_WHAT IS EXPECTED_. Gather all lines with "Calc" from the records.

_EXTRACTED RECORDS_.
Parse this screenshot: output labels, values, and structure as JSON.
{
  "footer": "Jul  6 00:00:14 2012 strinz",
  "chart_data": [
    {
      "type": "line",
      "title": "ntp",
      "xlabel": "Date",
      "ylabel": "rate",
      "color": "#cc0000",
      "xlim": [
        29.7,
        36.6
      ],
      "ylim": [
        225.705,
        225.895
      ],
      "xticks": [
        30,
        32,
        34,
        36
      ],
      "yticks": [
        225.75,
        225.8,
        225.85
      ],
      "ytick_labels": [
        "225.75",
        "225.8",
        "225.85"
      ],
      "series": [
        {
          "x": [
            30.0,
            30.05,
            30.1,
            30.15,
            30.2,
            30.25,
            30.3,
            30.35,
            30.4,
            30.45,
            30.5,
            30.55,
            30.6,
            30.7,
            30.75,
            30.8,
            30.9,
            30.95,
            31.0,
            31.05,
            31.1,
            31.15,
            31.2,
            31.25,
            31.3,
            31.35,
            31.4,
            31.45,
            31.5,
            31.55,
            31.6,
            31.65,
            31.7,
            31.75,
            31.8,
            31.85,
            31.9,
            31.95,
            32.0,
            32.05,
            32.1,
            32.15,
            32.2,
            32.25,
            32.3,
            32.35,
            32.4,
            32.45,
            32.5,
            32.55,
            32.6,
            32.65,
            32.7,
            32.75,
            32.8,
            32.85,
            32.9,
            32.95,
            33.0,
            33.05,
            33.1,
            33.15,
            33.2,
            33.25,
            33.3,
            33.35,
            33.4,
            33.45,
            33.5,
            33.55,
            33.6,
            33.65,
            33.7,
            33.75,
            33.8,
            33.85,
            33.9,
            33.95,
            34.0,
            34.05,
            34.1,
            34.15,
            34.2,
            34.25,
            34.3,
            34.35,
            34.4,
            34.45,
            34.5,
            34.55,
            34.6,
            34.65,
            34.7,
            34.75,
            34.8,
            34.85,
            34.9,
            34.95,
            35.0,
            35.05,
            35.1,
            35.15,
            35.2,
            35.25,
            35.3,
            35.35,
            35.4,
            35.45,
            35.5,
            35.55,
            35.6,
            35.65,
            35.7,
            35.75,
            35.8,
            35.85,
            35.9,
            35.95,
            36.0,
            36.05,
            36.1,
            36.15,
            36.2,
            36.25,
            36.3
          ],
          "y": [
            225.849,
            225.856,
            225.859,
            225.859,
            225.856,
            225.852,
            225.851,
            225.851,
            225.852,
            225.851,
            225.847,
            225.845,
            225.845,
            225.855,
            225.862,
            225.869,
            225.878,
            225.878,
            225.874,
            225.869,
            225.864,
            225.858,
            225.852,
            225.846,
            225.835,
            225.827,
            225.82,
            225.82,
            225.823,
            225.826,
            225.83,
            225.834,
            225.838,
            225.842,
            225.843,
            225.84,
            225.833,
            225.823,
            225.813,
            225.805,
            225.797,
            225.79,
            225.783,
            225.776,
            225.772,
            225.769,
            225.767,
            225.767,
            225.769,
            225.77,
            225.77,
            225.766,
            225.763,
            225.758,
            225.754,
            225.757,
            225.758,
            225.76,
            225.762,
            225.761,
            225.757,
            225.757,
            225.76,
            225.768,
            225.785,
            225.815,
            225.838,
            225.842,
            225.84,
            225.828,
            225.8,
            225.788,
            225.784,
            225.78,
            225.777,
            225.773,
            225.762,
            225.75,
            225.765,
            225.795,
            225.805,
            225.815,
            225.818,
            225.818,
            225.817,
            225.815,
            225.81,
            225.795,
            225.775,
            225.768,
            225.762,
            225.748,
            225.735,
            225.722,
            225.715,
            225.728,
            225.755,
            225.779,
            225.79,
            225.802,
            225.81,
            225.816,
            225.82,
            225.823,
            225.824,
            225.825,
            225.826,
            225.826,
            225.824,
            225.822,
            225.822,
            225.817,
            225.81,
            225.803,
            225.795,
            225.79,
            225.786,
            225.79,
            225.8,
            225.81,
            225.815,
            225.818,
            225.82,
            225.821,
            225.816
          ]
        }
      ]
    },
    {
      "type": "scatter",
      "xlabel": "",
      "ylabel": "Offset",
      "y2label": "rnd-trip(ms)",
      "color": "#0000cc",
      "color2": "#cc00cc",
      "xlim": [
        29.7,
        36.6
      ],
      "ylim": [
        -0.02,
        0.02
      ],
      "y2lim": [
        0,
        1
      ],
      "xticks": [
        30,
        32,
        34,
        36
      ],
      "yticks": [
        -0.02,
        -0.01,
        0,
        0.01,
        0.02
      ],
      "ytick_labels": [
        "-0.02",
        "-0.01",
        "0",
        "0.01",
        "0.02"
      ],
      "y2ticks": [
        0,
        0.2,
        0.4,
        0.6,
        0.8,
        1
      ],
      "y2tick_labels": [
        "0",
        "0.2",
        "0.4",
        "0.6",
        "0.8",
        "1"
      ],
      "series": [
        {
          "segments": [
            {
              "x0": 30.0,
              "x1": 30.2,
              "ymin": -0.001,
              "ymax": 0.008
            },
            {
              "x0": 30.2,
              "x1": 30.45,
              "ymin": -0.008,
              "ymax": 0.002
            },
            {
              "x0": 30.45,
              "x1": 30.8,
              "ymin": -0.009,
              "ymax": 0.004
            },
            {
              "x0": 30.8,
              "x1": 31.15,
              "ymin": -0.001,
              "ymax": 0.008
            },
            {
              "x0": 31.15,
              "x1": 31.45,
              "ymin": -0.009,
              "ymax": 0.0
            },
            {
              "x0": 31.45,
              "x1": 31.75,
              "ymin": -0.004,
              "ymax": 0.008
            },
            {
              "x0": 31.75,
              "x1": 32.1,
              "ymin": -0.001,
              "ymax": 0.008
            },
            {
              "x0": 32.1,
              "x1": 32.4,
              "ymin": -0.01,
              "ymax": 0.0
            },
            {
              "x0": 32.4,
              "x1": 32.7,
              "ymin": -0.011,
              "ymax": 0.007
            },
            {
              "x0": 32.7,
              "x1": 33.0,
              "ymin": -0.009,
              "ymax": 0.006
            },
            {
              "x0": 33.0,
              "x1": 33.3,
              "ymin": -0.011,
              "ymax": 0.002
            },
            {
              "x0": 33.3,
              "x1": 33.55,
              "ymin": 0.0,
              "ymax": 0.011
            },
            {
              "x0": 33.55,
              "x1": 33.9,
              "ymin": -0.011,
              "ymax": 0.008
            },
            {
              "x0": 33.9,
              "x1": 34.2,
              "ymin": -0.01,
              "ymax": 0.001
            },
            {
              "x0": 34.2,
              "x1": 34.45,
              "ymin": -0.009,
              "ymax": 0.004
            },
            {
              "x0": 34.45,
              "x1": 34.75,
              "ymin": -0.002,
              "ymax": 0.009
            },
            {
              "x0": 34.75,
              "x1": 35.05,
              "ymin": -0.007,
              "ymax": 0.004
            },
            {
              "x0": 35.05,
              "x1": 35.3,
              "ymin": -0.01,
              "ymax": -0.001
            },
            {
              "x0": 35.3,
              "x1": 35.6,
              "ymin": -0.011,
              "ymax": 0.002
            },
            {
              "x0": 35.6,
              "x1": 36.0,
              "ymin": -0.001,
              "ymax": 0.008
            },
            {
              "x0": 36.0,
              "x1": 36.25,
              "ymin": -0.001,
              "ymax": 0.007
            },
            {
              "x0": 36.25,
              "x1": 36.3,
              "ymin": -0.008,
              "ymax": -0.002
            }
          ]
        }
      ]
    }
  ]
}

--

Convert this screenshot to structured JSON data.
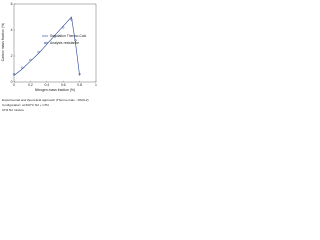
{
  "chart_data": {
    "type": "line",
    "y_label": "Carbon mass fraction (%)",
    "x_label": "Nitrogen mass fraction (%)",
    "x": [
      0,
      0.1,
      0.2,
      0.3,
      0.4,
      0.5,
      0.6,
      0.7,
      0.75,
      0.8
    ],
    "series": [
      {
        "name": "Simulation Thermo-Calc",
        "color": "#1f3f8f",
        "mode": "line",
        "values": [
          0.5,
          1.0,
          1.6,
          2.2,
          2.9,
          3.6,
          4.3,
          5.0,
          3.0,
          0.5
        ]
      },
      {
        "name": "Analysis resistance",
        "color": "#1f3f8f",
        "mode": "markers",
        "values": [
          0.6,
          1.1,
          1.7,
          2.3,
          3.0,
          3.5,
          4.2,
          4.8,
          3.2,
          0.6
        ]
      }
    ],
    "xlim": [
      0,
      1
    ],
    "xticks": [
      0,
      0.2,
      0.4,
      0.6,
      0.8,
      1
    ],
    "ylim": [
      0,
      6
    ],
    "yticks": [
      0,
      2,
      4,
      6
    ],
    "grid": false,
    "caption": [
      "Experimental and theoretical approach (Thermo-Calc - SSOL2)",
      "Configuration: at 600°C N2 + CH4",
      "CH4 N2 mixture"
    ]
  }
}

_SOLUTION_.
        "name": "Simulation Thermo-Calc",
      "Experimental and theoretical approach (Thermo-Calc - SSOL2)",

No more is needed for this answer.